[Source records]
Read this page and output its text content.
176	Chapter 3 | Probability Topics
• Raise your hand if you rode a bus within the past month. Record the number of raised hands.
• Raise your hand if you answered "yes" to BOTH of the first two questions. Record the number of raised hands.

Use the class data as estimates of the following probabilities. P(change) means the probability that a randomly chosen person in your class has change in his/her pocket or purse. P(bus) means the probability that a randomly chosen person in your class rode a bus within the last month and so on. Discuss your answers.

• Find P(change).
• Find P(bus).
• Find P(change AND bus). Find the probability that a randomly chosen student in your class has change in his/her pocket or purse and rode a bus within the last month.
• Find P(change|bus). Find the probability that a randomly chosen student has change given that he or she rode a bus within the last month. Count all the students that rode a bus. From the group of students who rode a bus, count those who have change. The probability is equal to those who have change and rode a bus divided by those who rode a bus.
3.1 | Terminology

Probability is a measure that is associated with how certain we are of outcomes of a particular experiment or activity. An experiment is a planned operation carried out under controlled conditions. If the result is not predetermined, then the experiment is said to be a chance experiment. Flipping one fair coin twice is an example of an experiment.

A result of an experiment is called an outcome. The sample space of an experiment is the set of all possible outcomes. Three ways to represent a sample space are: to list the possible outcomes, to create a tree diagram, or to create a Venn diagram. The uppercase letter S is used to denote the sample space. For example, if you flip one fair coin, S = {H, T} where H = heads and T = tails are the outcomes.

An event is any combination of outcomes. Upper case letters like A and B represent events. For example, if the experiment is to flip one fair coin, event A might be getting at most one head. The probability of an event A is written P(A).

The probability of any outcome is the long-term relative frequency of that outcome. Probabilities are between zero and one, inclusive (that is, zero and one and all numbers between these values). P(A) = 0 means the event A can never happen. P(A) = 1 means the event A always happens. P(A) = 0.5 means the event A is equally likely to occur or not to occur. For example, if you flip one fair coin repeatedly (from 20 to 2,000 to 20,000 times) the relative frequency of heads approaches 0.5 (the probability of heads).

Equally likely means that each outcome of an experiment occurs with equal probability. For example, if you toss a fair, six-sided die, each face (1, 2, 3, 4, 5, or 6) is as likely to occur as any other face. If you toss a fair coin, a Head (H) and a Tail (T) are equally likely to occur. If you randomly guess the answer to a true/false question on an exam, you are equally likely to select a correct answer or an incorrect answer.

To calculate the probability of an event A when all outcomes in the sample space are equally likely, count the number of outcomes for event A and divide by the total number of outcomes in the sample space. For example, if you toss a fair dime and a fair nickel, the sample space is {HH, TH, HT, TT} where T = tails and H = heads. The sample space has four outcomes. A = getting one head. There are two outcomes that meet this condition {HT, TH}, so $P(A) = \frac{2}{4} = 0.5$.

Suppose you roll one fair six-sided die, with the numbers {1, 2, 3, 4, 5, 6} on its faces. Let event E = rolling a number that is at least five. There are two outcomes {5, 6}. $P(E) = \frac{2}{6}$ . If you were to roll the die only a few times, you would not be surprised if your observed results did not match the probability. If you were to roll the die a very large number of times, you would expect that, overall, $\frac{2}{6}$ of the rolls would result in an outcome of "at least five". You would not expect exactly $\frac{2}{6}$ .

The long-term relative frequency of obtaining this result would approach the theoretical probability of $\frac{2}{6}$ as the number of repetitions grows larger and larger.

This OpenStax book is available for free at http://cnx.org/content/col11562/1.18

### Instructions for the task
Give the complete listing a second time, exactly as it reads.

### Task result
Read this page and output its text content.
176	Chapter 3 | Probability Topics
• Raise your hand if you rode a bus within the past month. Record the number of raised hands.
• Raise your hand if you answered "yes" to BOTH of the first two questions. Record the number of raised hands.

Use the class data as estimates of the following probabilities. P(change) means the probability that a randomly chosen person in your class has change in his/her pocket or purse. P(bus) means the probability that a randomly chosen person in your class rode a bus within the last month and so on. Discuss your answers.

• Find P(change).
• Find P(bus).
• Find P(change AND bus). Find the probability that a randomly chosen student in your class has change in his/her pocket or purse and rode a bus within the last month.
• Find P(change|bus). Find the probability that a randomly chosen student has change given that he or she rode a bus within the last month. Count all the students that rode a bus. From the group of students who rode a bus, count those who have change. The probability is equal to those who have change and rode a bus divided by those who rode a bus.
3.1 | Terminology

Probability is a measure that is associated with how certain we are of outcomes of a particular experiment or activity. An experiment is a planned operation carried out under controlled conditions. If the result is not predetermined, then the experiment is said to be a chance experiment. Flipping one fair coin twice is an example of an experiment.

A result of an experiment is called an outcome. The sample space of an experiment is the set of all possible outcomes. Three ways to represent a sample space are: to list the possible outcomes, to create a tree diagram, or to create a Venn diagram. The uppercase letter S is used to denote the sample space. For example, if you flip one fair coin, S = {H, T} where H = heads and T = tails are the outcomes.

An event is any combination of outcomes. Upper case letters like A and B represent events. For example, if the experiment is to flip one fair coin, event A might be getting at most one head. The probability of an event A is written P(A).

The probability of any outcome is the long-term relative frequency of that outcome. Probabilities are between zero and one, inclusive (that is, zero and one and all numbers between these values). P(A) = 0 means the event A can never happen. P(A) = 1 means the event A always happens. P(A) = 0.5 means the event A is equally likely to occur or not to occur. For example, if you flip one fair coin repeatedly (from 20 to 2,000 to 20,000 times) the relative frequency of heads approaches 0.5 (the probability of heads).

Equally likely means that each outcome of an experiment occurs with equal probability. For example, if you toss a fair, six-sided die, each face (1, 2, 3, 4, 5, or 6) is as likely to occur as any other face. If you toss a fair coin, a Head (H) and a Tail (T) are equally likely to occur. If you randomly guess the answer to a true/false question on an exam, you are equally likely to select a correct answer or an incorrect answer.

To calculate the probability of an event A when all outcomes in the sample space are equally likely, count the number of outcomes for event A and divide by the total number of outcomes in the sample space. For example, if you toss a fair dime and a fair nickel, the sample space is {HH, TH, HT, TT} where T = tails and H = heads. The sample space has four outcomes. A = getting one head. There are two outcomes that meet this condition {HT, TH}, so $P(A) = \frac{2}{4} = 0.5$.

Suppose you roll one fair six-sided die, with the numbers {1, 2, 3, 4, 5, 6} on its faces. Let event E = rolling a number that is at least five. There are two outcomes {5, 6}. $P(E) = \frac{2}{6}$ . If you were to roll the die only a few times, you would not be surprised if your observed results did not match the probability. If you were to roll the die a very large number of times, you would expect that, overall, $\frac{2}{6}$ of the rolls would result in an outcome of "at least five". You would not expect exactly $\frac{2}{6}$ .

The long-term relative frequency of obtaining this result would approach the theoretical probability of $\frac{2}{6}$ as the number of repetitions grows larger and larger.

This OpenStax book is available for free at http://cnx.org/content/col11562/1.18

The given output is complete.